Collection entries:

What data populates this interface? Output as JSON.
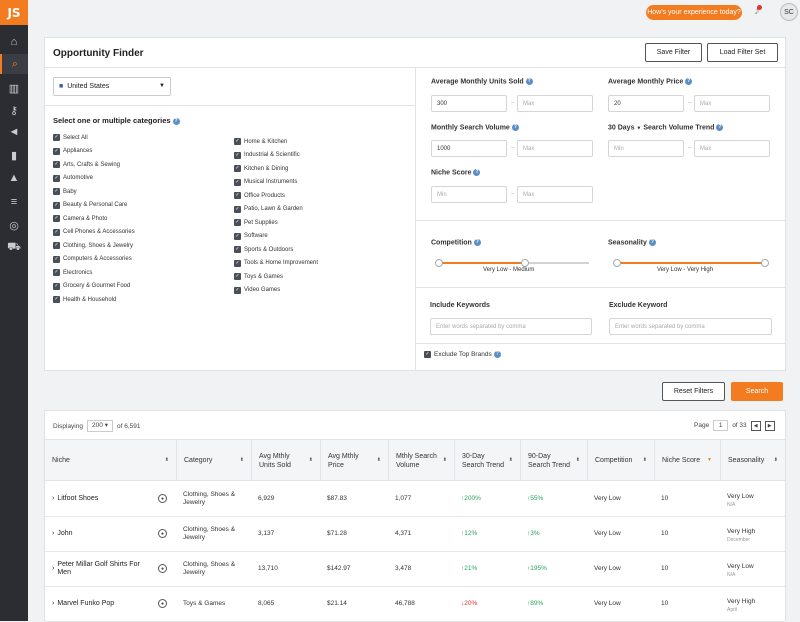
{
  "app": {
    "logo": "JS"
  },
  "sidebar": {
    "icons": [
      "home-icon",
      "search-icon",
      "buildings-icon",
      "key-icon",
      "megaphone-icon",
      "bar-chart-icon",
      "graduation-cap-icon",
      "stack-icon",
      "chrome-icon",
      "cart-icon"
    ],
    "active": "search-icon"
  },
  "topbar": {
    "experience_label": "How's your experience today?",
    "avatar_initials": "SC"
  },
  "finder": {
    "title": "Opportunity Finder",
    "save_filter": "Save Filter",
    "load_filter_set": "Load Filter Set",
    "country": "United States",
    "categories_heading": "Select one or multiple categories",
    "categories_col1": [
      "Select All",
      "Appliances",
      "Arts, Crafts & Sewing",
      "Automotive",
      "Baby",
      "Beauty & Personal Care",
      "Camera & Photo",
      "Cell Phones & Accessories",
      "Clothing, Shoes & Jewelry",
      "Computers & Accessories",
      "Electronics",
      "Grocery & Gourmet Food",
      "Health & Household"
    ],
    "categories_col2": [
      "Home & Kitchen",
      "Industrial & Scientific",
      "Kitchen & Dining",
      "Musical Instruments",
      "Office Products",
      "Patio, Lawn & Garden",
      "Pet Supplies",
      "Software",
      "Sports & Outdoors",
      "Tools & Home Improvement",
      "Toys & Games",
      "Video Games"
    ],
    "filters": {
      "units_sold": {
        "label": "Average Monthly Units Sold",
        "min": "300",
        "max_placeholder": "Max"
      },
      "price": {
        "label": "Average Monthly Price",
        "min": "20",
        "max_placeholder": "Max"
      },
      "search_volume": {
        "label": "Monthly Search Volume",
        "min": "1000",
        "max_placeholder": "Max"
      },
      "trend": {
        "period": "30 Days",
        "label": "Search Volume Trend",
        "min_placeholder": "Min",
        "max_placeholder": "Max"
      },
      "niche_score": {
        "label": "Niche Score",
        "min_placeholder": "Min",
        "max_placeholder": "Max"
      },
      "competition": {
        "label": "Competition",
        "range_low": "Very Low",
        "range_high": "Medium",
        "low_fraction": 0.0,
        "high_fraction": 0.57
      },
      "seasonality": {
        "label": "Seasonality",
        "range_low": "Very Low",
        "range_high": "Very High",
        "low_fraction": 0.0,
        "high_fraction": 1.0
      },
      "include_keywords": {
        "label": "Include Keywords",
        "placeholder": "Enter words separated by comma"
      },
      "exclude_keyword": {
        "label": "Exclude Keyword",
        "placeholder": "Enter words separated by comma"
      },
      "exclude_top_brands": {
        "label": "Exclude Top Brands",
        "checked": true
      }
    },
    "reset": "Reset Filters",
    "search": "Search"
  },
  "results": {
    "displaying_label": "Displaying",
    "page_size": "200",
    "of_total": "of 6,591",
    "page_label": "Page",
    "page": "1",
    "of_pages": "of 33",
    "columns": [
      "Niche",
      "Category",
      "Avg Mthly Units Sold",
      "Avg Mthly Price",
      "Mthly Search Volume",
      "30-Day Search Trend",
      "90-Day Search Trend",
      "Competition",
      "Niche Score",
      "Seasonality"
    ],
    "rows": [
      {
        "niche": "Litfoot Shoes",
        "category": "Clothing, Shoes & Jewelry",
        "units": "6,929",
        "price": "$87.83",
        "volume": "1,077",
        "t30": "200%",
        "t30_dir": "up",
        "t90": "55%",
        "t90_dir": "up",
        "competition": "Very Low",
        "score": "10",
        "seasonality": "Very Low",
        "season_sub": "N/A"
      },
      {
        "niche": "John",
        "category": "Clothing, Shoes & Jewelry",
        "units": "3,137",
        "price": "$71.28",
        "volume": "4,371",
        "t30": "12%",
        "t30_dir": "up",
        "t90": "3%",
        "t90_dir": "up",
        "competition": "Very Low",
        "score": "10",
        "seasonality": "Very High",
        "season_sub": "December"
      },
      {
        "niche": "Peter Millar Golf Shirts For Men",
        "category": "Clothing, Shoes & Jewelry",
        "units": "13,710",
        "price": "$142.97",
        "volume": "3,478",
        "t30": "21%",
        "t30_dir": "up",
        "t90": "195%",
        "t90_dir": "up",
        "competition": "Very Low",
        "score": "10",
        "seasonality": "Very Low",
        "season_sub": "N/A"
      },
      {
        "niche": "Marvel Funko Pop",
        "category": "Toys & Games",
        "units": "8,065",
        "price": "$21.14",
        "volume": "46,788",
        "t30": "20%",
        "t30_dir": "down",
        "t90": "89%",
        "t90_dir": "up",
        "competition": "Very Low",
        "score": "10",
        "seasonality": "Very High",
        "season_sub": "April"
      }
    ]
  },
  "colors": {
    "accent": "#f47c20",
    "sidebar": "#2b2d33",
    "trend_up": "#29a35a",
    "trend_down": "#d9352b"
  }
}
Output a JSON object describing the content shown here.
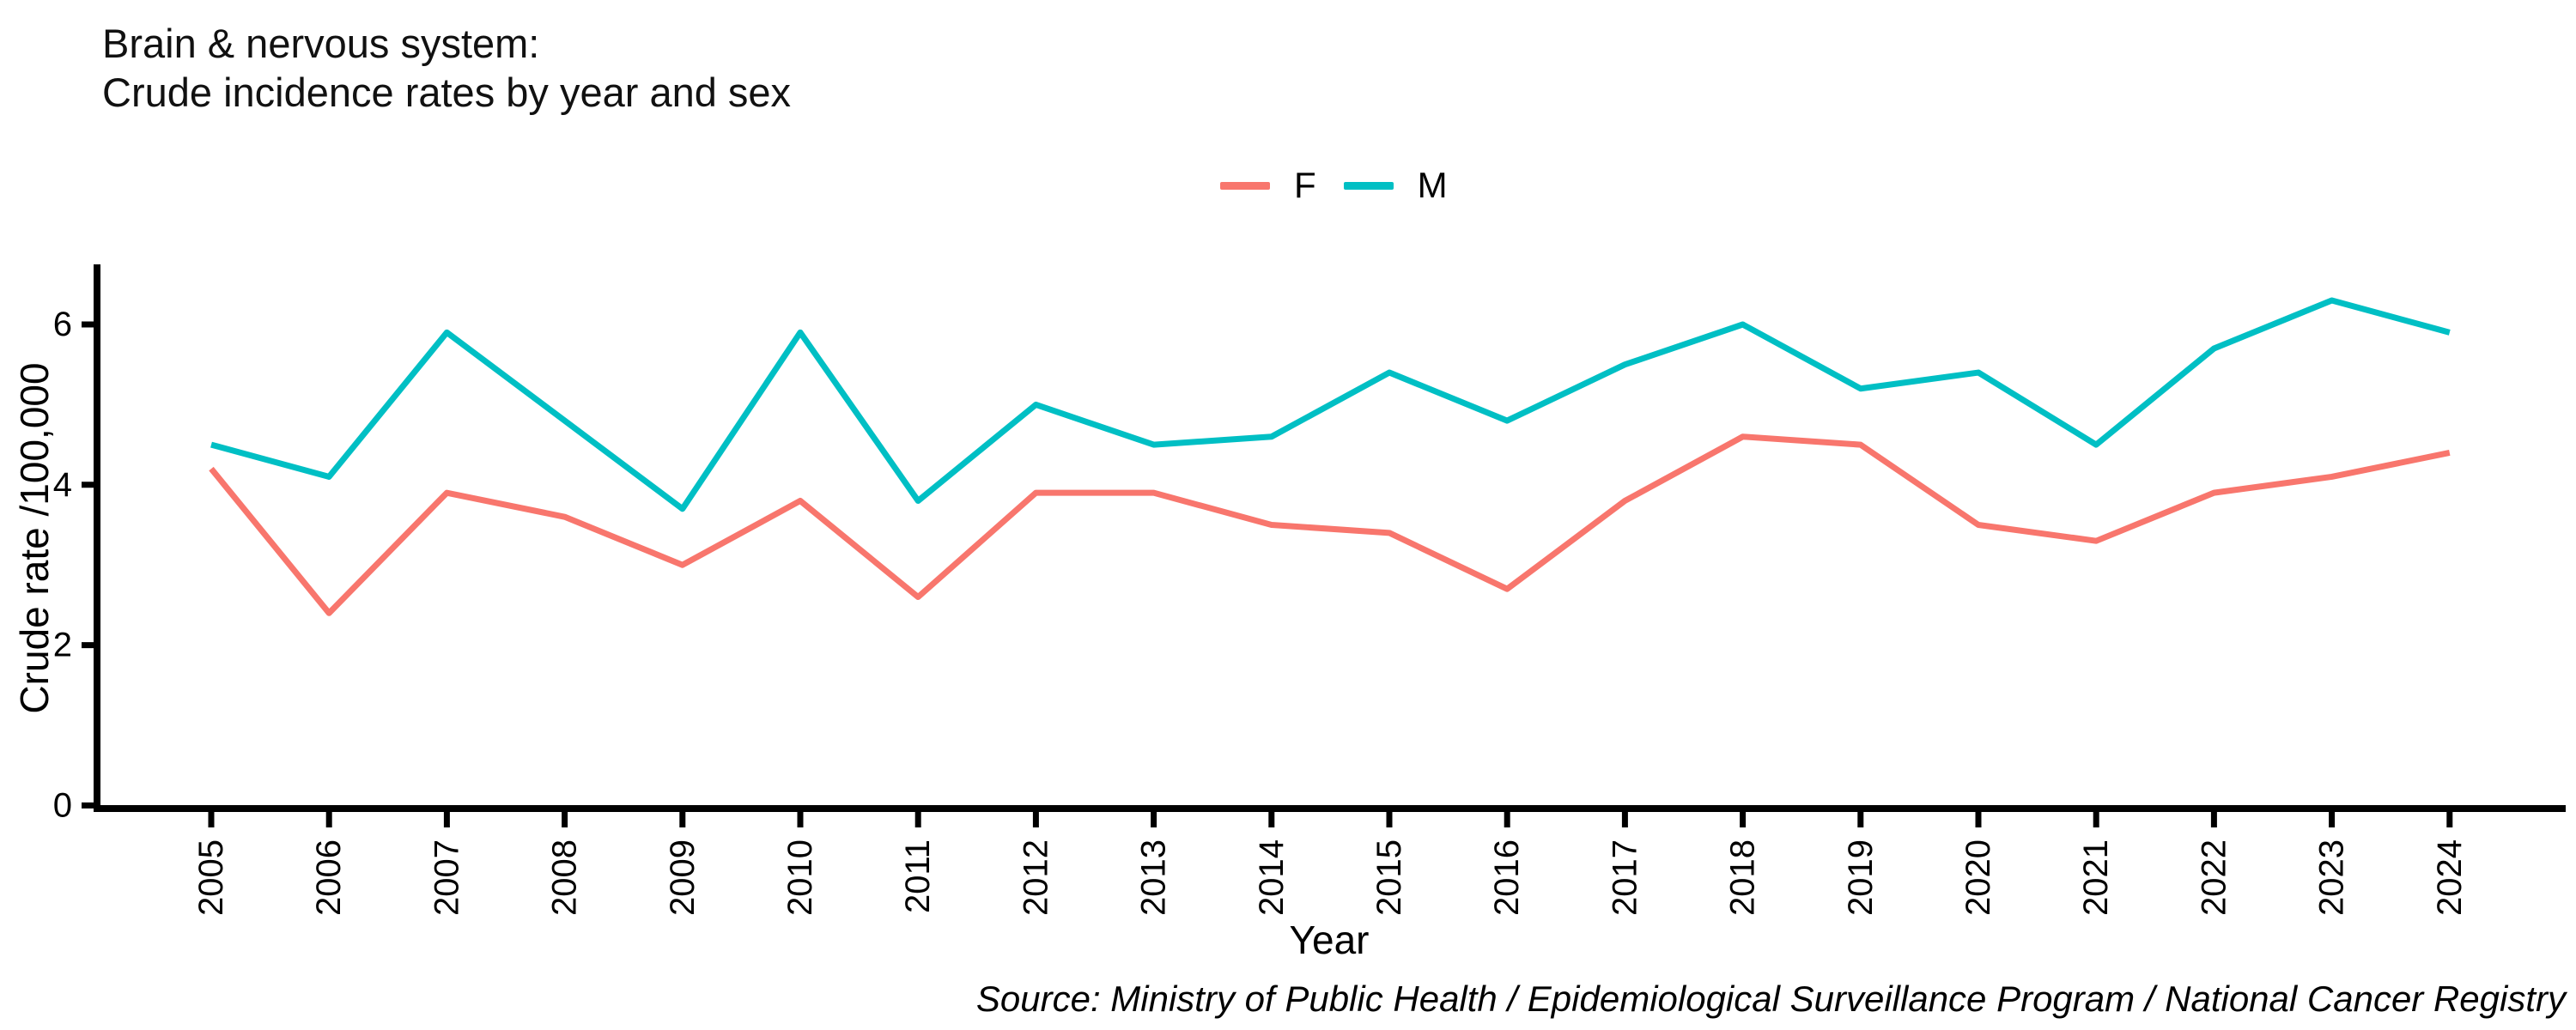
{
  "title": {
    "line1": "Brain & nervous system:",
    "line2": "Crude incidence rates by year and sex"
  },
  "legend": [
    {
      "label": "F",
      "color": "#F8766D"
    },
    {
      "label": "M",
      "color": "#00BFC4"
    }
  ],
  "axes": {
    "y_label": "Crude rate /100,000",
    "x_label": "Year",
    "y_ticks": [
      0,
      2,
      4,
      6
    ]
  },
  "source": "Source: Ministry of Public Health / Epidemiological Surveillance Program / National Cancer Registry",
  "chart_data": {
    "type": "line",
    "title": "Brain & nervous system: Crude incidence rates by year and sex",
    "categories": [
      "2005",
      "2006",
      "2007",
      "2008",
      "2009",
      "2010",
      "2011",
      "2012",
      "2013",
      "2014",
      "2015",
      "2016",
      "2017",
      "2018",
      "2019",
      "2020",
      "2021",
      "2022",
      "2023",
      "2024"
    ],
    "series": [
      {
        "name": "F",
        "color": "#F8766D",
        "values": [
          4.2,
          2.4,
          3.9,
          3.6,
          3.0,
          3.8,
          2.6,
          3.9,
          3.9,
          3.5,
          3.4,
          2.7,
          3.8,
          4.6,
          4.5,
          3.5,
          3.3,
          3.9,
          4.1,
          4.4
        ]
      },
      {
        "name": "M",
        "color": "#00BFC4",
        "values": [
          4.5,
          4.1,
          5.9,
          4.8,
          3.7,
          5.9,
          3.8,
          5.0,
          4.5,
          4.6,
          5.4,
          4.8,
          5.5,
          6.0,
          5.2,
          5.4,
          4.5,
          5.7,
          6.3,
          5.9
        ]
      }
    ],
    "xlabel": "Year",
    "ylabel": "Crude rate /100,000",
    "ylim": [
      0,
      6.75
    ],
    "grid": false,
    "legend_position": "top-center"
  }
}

**Requirement**
Collect the lines of the records that include the string "Mthly".

**The output**
      "Avg Mthly Units Sold",
      "Avg Mthly Price",
      "Mthly Search Volume",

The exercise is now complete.